EXERCISE DESCRIPTION —
Determine how many lines below hold the string "console". Reply with the number alone.

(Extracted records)
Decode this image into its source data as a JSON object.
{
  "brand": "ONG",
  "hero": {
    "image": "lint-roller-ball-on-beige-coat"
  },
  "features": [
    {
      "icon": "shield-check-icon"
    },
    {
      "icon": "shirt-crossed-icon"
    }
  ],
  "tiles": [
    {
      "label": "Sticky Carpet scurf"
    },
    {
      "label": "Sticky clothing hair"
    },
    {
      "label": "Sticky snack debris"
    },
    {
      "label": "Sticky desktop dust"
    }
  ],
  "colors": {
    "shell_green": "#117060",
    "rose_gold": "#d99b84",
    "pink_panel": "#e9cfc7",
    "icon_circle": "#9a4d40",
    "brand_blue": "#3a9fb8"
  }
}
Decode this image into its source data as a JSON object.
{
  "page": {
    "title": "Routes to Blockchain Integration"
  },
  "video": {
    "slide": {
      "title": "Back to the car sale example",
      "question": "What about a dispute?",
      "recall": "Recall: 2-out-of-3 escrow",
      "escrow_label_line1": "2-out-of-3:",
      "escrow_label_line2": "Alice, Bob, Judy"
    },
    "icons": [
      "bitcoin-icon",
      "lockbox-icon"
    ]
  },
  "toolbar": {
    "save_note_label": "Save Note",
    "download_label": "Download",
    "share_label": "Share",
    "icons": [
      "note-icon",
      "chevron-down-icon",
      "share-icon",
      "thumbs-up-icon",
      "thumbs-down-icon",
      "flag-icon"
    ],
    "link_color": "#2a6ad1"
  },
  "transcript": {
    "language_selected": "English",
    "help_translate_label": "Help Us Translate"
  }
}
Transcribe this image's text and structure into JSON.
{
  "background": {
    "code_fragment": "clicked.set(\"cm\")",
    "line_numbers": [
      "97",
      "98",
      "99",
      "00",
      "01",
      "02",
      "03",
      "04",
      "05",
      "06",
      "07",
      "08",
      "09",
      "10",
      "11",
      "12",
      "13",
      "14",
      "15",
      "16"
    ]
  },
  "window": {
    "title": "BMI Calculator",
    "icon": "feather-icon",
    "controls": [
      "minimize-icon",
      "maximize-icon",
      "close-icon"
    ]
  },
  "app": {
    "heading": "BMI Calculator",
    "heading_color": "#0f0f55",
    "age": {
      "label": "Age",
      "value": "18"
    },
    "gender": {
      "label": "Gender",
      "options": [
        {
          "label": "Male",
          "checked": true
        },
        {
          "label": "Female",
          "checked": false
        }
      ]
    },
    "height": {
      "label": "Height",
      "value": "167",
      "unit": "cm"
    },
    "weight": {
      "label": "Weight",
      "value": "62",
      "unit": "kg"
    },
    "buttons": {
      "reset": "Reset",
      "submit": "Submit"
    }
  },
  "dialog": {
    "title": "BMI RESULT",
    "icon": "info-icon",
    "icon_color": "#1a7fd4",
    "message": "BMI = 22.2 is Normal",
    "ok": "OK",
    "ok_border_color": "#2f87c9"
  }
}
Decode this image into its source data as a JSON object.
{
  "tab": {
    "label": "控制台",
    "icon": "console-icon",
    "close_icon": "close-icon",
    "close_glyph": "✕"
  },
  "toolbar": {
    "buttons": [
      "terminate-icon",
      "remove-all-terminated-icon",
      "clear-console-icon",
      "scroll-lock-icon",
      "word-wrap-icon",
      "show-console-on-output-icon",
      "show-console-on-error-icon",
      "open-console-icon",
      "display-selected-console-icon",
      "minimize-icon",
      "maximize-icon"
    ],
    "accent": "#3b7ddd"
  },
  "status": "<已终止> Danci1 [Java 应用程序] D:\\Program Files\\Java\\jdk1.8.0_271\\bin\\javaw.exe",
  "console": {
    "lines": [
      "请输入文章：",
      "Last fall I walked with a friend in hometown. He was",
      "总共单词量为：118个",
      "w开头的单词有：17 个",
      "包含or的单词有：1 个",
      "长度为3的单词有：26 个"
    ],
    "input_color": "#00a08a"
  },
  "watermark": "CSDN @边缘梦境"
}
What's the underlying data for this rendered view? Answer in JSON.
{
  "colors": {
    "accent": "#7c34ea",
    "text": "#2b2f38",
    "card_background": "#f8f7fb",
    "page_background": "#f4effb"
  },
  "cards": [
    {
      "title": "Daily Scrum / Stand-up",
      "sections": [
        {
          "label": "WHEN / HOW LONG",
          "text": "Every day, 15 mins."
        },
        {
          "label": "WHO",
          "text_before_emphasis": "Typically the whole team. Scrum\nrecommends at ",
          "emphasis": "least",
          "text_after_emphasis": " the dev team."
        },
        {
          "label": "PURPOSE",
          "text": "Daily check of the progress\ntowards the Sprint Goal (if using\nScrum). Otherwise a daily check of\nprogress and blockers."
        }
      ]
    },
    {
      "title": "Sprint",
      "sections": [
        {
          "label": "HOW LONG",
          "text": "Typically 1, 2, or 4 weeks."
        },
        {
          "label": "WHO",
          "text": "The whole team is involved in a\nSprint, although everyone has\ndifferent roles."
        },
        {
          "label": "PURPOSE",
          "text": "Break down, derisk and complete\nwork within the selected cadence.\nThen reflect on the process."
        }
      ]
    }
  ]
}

RESPONSE TO THIS EXERCISE —
7